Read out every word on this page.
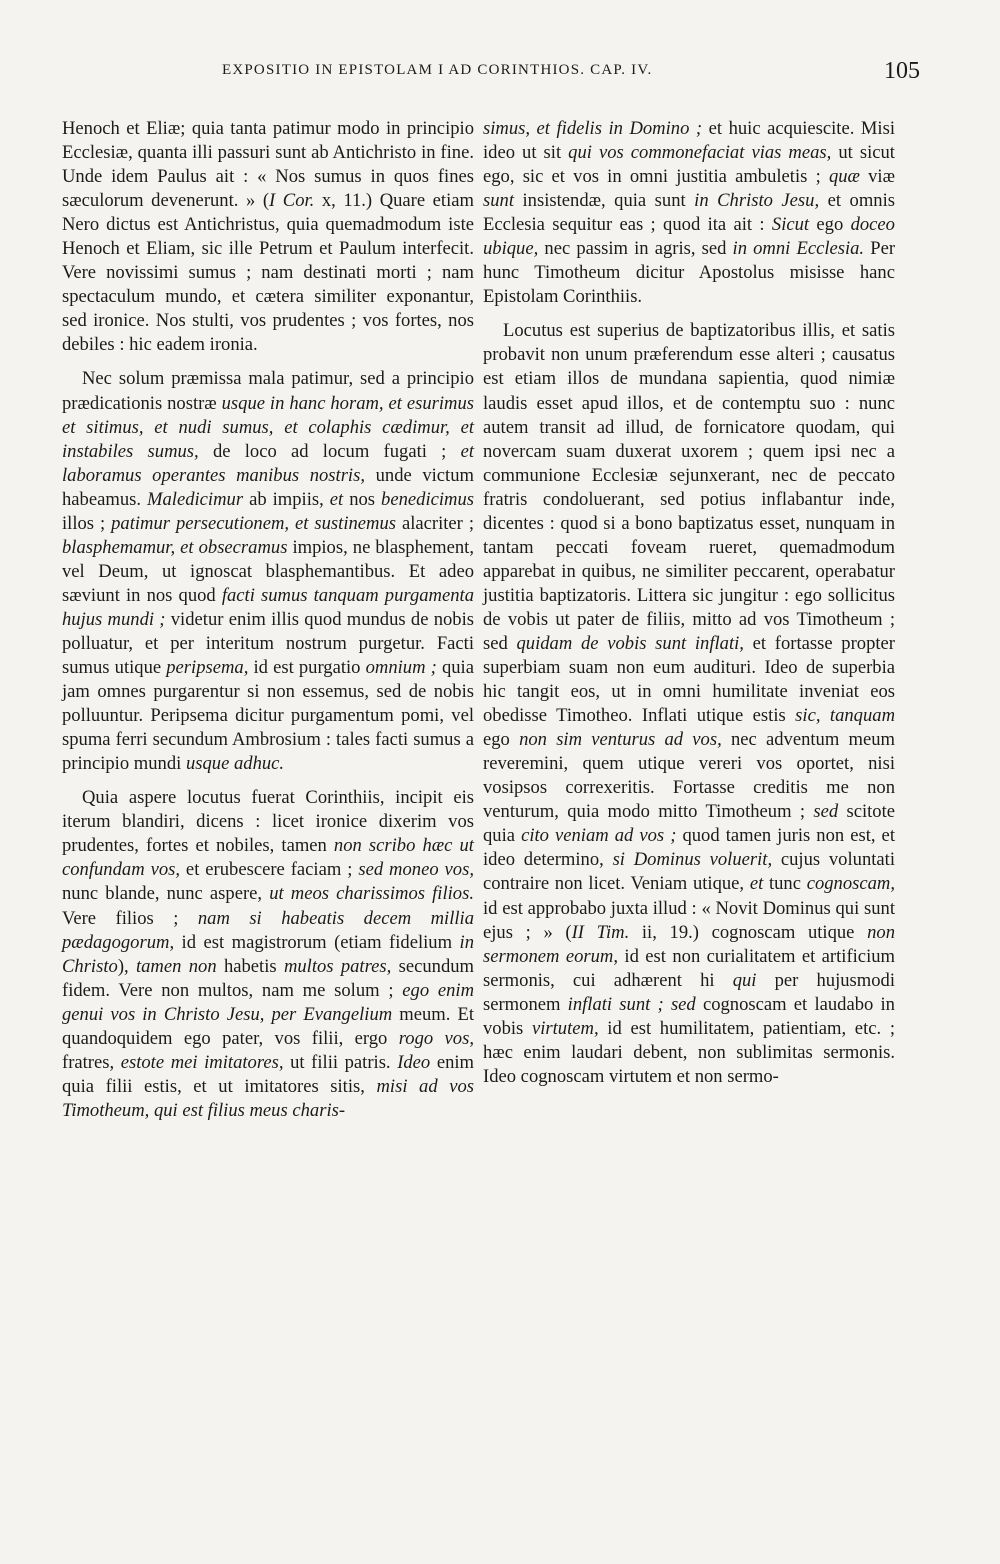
EXPOSITIO IN EPISTOLAM I AD CORINTHIOS. CAP. IV.	105

Henoch et Eliæ; quia tanta patimur modo in principio Ecclesiæ, quanta illi passuri sunt ab Antichristo in fine. Unde idem Paulus ait : « Nos sumus in quos fines sæculorum devenerunt. » (I Cor. x, 11.) Quare etiam Nero dictus est Antichristus, quia quemadmodum iste Henoch et Eliam, sic ille Petrum et Paulum interfecit. Vere novissimi sumus ; nam destinati morti ; nam spectaculum mundo, et cætera similiter exponantur, sed ironice. Nos stulti, vos prudentes ; vos fortes, nos debiles : hic eadem ironia.

Nec solum præmissa mala patimur, sed a principio prædicationis nostræ usque in hanc horam, et esurimus et sitimus, et nudi sumus, et colaphis cædimur, et instabiles sumus, de loco ad locum fugati ; et laboramus operantes manibus nostris, unde victum habeamus. Maledicimur ab impiis, et nos benedicimus illos ; patimur persecutionem, et sustinemus alacriter ; blasphemamur, et obsecramus impios, ne blasphement, vel Deum, ut ignoscat blasphemantibus. Et adeo sæviunt in nos quod facti sumus tanquam purgamenta hujus mundi ; videtur enim illis quod mundus de nobis polluatur, et per interitum nostrum purgetur. Facti sumus utique peripsema, id est purgatio omnium ; quia jam omnes purgarentur si non essemus, sed de nobis polluuntur. Peripsema dicitur purgamentum pomi, vel spuma ferri secundum Ambrosium : tales facti sumus a principio mundi usque adhuc.

Quia aspere locutus fuerat Corinthiis, incipit eis iterum blandiri, dicens : licet ironice dixerim vos prudentes, fortes et nobiles, tamen non scribo hæc ut confundam vos, et erubescere faciam ; sed moneo vos, nunc blande, nunc aspere, ut meos charissimos filios. Vere filios ; nam si habeatis decem millia pædagogorum, id est magistrorum (etiam fidelium in Christo), tamen non habetis multos patres, secundum fidem. Vere non multos, nam me solum ; ego enim genui vos in Christo Jesu, per Evangelium meum. Et quandoquidem ego pater, vos filii, ergo rogo vos, fratres, estote mei imitatores, ut filii patris. Ideo enim quia filii estis, et ut imitatores sitis, misi ad vos Timotheum, qui est filius meus charis-

simus, et fidelis in Domino ; et huic acquiescite. Misi ideo ut sit qui vos commonefaciat vias meas, ut sicut ego, sic et vos in omni justitia ambuletis ; quæ viæ sunt insistendæ, quia sunt in Christo Jesu, et omnis Ecclesia sequitur eas ; quod ita ait : Sicut ego doceo ubique, nec passim in agris, sed in omni Ecclesia. Per hunc Timotheum dicitur Apostolus misisse hanc Epistolam Corinthiis.

Locutus est superius de baptizatoribus illis, et satis probavit non unum præferendum esse alteri ; causatus est etiam illos de mundana sapientia, quod nimiæ laudis esset apud illos, et de contemptu suo : nunc autem transit ad illud, de fornicatore quodam, qui novercam suam duxerat uxorem ; quem ipsi nec a communione Ecclesiæ sejunxerant, nec de peccato fratris condoluerant, sed potius inflabantur inde, dicentes : quod si a bono baptizatus esset, nunquam in tantam peccati foveam rueret, quemadmodum apparebat in quibus, ne similiter peccarent, operabatur justitia baptizatoris. Littera sic jungitur : ego sollicitus de vobis ut pater de filiis, mitto ad vos Timotheum ; sed quidam de vobis sunt inflati, et fortasse propter superbiam suam non eum audituri. Ideo de superbia hic tangit eos, ut in omni humilitate inveniat eos obedisse Timotheo. Inflati utique estis sic, tanquam ego non sim venturus ad vos, nec adventum meum reveremini, quem utique vereri vos oportet, nisi vosipsos correxeritis. Fortasse creditis me non venturum, quia modo mitto Timotheum ; sed scitote quia cito veniam ad vos ; quod tamen juris non est, et ideo determino, si Dominus voluerit, cujus voluntati contraire non licet. Veniam utique, et tunc cognoscam, id est approbabo juxta illud : « Novit Dominus qui sunt ejus ; » (II Tim. ii, 19.) cognoscam utique non sermonem eorum, id est non curialitatem et artificium sermonis, cui adhærent hi qui per hujusmodi sermonem inflati sunt ; sed cognoscam et laudabo in vobis virtutem, id est humilitatem, patientiam, etc. ; hæc enim laudari debent, non sublimitas sermonis. Ideo cognoscam virtutem et non sermo-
++++++++++
WHAT IS REQUIRED
Find every line in the records above that contains the word "ironice", and copy each one.

WORKED ANSWER
Henoch et Eliæ; quia tanta patimur modo in principio Ecclesiæ, quanta illi passuri sunt ab Antichristo in fine. Unde idem Paulus ait : « Nos sumus in quos fines sæculorum devenerunt. » (I Cor. x, 11.) Quare etiam Nero dictus est Antichristus, quia quemadmodum iste Henoch et Eliam, sic ille Petrum et Paulum interfecit. Vere novissimi sumus ; nam destinati morti ; nam spectaculum mundo, et cætera similiter exponantur, sed ironice. Nos stulti, vos prudentes ; vos fortes, nos debiles : hic eadem ironia.
Quia aspere locutus fuerat Corinthiis, incipit eis iterum blandiri, dicens : licet ironice dixerim vos prudentes, fortes et nobiles, tamen non scribo hæc ut confundam vos, et erubescere faciam ; sed moneo vos, nunc blande, nunc aspere, ut meos charissimos filios. Vere filios ; nam si habeatis decem millia pædagogorum, id est magistrorum (etiam fidelium in Christo), tamen non habetis multos patres, secundum fidem. Vere non multos, nam me solum ; ego enim genui vos in Christo Jesu, per Evangelium meum. Et quandoquidem ego pater, vos filii, ergo rogo vos, fratres, estote mei imitatores, ut filii patris. Ideo enim quia filii estis, et ut imitatores sitis, misi ad vos Timotheum, qui est filius meus charis-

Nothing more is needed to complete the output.